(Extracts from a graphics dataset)
------------------------------

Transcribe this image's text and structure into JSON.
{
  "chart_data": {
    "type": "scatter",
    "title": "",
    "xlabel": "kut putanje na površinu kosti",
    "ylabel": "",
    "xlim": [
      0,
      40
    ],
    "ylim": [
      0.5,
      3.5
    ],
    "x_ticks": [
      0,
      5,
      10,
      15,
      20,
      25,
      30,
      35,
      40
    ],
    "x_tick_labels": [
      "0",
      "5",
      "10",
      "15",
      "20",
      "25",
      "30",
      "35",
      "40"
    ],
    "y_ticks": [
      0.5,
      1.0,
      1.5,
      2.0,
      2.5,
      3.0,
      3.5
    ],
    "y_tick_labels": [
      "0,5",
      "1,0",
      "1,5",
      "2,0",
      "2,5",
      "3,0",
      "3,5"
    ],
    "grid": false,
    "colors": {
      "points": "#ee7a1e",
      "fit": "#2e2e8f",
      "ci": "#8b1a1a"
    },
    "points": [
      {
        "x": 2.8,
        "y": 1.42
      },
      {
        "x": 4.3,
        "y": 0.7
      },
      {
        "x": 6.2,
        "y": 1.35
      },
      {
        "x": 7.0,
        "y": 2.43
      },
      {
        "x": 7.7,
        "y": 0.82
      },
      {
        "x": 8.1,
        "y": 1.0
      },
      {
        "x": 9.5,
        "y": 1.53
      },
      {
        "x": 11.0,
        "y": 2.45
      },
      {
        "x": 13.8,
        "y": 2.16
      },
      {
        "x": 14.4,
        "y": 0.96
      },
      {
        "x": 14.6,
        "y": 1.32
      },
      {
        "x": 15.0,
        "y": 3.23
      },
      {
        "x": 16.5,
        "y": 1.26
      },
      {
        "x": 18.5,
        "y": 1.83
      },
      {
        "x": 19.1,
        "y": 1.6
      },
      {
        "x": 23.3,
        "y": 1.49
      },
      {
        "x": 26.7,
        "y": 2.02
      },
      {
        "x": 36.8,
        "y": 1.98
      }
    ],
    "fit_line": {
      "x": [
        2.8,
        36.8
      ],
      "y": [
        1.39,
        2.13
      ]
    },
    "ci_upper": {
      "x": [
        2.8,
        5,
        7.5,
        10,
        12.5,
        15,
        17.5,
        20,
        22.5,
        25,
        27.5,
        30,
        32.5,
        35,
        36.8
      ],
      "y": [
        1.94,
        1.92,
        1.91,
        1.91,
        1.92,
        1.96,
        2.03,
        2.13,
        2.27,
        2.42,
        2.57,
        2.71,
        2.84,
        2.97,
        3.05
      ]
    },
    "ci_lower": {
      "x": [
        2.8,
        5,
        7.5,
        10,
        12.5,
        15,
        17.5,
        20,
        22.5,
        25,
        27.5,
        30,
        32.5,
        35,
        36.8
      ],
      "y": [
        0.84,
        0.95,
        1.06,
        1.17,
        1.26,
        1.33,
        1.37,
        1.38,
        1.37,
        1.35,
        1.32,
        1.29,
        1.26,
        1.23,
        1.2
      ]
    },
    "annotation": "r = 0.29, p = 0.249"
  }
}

------------------------------

■ SHORT TASK
Output the whole listing above again, word for word.

■ COMPLETED EXERCISE
Transcribe this image's text and structure into JSON.
{
  "chart_data": {
    "type": "scatter",
    "title": "",
    "xlabel": "kut putanje na površinu kosti",
    "ylabel": "",
    "xlim": [
      0,
      40
    ],
    "ylim": [
      0.5,
      3.5
    ],
    "x_ticks": [
      0,
      5,
      10,
      15,
      20,
      25,
      30,
      35,
      40
    ],
    "x_tick_labels": [
      "0",
      "5",
      "10",
      "15",
      "20",
      "25",
      "30",
      "35",
      "40"
    ],
    "y_ticks": [
      0.5,
      1.0,
      1.5,
      2.0,
      2.5,
      3.0,
      3.5
    ],
    "y_tick_labels": [
      "0,5",
      "1,0",
      "1,5",
      "2,0",
      "2,5",
      "3,0",
      "3,5"
    ],
    "grid": false,
    "colors": {
      "points": "#ee7a1e",
      "fit": "#2e2e8f",
      "ci": "#8b1a1a"
    },
    "points": [
      {
        "x": 2.8,
        "y": 1.42
      },
      {
        "x": 4.3,
        "y": 0.7
      },
      {
        "x": 6.2,
        "y": 1.35
      },
      {
        "x": 7.0,
        "y": 2.43
      },
      {
        "x": 7.7,
        "y": 0.82
      },
      {
        "x": 8.1,
        "y": 1.0
      },
      {
        "x": 9.5,
        "y": 1.53
      },
      {
        "x": 11.0,
        "y": 2.45
      },
      {
        "x": 13.8,
        "y": 2.16
      },
      {
        "x": 14.4,
        "y": 0.96
      },
      {
        "x": 14.6,
        "y": 1.32
      },
      {
        "x": 15.0,
        "y": 3.23
      },
      {
        "x": 16.5,
        "y": 1.26
      },
      {
        "x": 18.5,
        "y": 1.83
      },
      {
        "x": 19.1,
        "y": 1.6
      },
      {
        "x": 23.3,
        "y": 1.49
      },
      {
        "x": 26.7,
        "y": 2.02
      },
      {
        "x": 36.8,
        "y": 1.98
      }
    ],
    "fit_line": {
      "x": [
        2.8,
        36.8
      ],
      "y": [
        1.39,
        2.13
      ]
    },
    "ci_upper": {
      "x": [
        2.8,
        5,
        7.5,
        10,
        12.5,
        15,
        17.5,
        20,
        22.5,
        25,
        27.5,
        30,
        32.5,
        35,
        36.8
      ],
      "y": [
        1.94,
        1.92,
        1.91,
        1.91,
        1.92,
        1.96,
        2.03,
        2.13,
        2.27,
        2.42,
        2.57,
        2.71,
        2.84,
        2.97,
        3.05
      ]
    },
    "ci_lower": {
      "x": [
        2.8,
        5,
        7.5,
        10,
        12.5,
        15,
        17.5,
        20,
        22.5,
        25,
        27.5,
        30,
        32.5,
        35,
        36.8
      ],
      "y": [
        0.84,
        0.95,
        1.06,
        1.17,
        1.26,
        1.33,
        1.37,
        1.38,
        1.37,
        1.35,
        1.32,
        1.29,
        1.26,
        1.23,
        1.2
      ]
    },
    "annotation": "r = 0.29, p = 0.249"
  }
}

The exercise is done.